■ SET TASK: Copy each line of the records that holds the string "Desarmar".
* Start DATA LINES *
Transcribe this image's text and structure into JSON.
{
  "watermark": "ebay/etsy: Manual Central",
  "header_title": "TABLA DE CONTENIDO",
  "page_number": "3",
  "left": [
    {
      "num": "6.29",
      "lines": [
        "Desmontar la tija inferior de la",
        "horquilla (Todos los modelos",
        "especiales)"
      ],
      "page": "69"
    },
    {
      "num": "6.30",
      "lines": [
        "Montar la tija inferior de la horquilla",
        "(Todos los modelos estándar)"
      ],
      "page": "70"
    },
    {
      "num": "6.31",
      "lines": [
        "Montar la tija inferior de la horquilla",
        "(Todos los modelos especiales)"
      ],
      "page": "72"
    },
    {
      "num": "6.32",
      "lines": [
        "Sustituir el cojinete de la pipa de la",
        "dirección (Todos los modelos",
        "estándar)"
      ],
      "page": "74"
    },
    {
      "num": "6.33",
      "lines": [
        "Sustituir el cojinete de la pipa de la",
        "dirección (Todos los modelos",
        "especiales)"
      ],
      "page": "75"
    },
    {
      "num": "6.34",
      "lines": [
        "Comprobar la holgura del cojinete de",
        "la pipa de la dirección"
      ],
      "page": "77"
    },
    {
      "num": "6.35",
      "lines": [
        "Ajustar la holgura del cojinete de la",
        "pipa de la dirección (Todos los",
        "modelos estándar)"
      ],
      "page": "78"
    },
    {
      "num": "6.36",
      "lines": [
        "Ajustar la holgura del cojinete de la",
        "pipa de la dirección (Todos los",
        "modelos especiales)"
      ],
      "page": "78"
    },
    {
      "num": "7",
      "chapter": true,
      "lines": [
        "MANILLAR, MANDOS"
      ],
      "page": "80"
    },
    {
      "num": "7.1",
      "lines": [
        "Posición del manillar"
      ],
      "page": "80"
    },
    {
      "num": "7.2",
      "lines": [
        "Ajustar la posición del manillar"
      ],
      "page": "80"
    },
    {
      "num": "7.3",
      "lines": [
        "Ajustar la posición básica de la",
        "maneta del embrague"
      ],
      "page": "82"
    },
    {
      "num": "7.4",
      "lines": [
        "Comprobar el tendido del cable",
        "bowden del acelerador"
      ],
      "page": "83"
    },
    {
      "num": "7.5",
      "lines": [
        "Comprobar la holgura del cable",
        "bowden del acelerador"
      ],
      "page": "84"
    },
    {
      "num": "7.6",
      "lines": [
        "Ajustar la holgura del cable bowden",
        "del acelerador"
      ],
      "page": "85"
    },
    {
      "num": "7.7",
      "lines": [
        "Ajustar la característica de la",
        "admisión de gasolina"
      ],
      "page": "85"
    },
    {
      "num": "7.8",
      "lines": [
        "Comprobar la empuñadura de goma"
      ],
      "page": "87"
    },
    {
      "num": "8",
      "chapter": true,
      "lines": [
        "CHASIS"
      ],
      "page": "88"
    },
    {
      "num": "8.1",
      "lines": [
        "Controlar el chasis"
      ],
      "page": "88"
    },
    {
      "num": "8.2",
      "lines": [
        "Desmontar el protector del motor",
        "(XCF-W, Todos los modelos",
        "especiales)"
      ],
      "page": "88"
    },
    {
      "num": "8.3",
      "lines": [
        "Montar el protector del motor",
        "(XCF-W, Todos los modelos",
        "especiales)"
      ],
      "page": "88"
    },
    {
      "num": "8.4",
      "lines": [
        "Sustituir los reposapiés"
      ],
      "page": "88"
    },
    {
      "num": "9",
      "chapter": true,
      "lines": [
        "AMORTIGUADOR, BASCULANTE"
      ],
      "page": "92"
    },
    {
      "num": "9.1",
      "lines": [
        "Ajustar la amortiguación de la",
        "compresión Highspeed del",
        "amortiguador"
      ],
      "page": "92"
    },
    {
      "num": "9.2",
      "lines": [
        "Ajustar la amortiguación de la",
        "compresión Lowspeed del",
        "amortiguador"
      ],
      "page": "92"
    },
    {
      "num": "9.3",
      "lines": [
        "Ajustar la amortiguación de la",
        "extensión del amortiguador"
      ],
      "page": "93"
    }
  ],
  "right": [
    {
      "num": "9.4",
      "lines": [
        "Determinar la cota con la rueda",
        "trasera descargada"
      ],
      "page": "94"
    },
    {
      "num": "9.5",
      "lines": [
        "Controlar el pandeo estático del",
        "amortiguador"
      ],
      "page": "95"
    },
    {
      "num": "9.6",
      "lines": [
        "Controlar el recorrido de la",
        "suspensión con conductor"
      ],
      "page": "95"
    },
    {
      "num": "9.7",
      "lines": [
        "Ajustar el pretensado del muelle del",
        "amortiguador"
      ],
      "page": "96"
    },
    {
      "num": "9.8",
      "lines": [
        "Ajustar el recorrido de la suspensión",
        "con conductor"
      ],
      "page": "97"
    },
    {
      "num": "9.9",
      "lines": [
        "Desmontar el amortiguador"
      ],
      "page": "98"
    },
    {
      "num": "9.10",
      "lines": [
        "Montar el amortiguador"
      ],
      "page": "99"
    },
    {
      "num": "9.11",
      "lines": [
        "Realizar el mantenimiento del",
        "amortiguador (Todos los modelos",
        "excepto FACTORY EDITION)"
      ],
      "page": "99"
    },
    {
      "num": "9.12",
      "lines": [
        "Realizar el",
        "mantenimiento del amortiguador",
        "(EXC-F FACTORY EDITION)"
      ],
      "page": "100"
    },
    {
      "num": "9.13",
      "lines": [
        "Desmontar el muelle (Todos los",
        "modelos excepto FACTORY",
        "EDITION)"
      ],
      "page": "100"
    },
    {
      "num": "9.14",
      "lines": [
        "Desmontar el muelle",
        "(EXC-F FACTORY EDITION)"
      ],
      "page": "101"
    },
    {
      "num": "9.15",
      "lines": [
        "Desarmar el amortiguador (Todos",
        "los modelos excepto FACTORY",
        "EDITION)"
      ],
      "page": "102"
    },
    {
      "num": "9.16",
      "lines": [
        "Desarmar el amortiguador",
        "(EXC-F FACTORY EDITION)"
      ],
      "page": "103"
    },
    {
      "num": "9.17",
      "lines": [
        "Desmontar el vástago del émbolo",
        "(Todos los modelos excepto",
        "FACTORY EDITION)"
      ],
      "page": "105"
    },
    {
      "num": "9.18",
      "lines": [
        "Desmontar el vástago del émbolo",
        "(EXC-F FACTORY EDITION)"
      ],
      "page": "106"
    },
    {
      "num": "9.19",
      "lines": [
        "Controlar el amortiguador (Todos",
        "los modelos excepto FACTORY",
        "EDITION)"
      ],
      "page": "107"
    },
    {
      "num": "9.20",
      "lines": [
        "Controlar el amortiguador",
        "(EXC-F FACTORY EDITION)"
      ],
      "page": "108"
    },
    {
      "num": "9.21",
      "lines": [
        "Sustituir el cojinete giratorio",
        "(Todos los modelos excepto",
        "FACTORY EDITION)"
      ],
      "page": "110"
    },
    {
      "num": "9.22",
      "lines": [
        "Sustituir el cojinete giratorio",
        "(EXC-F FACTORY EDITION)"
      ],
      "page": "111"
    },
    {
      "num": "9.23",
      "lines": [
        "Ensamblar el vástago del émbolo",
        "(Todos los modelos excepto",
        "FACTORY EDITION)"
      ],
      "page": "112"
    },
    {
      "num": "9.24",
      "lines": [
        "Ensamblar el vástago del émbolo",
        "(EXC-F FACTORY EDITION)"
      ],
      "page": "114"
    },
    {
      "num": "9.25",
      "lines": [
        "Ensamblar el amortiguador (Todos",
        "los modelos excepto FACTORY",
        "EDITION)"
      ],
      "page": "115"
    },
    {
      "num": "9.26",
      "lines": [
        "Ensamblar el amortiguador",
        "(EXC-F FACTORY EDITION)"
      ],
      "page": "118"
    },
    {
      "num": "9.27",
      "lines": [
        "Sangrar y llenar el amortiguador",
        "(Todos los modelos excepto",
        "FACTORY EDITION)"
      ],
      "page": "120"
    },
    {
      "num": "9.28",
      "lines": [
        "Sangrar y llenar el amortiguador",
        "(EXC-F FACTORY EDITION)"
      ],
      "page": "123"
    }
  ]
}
* End DATA LINES *
■ RESPONSE:
        "Desarmar el amortiguador (Todos",
        "Desarmar el amortiguador",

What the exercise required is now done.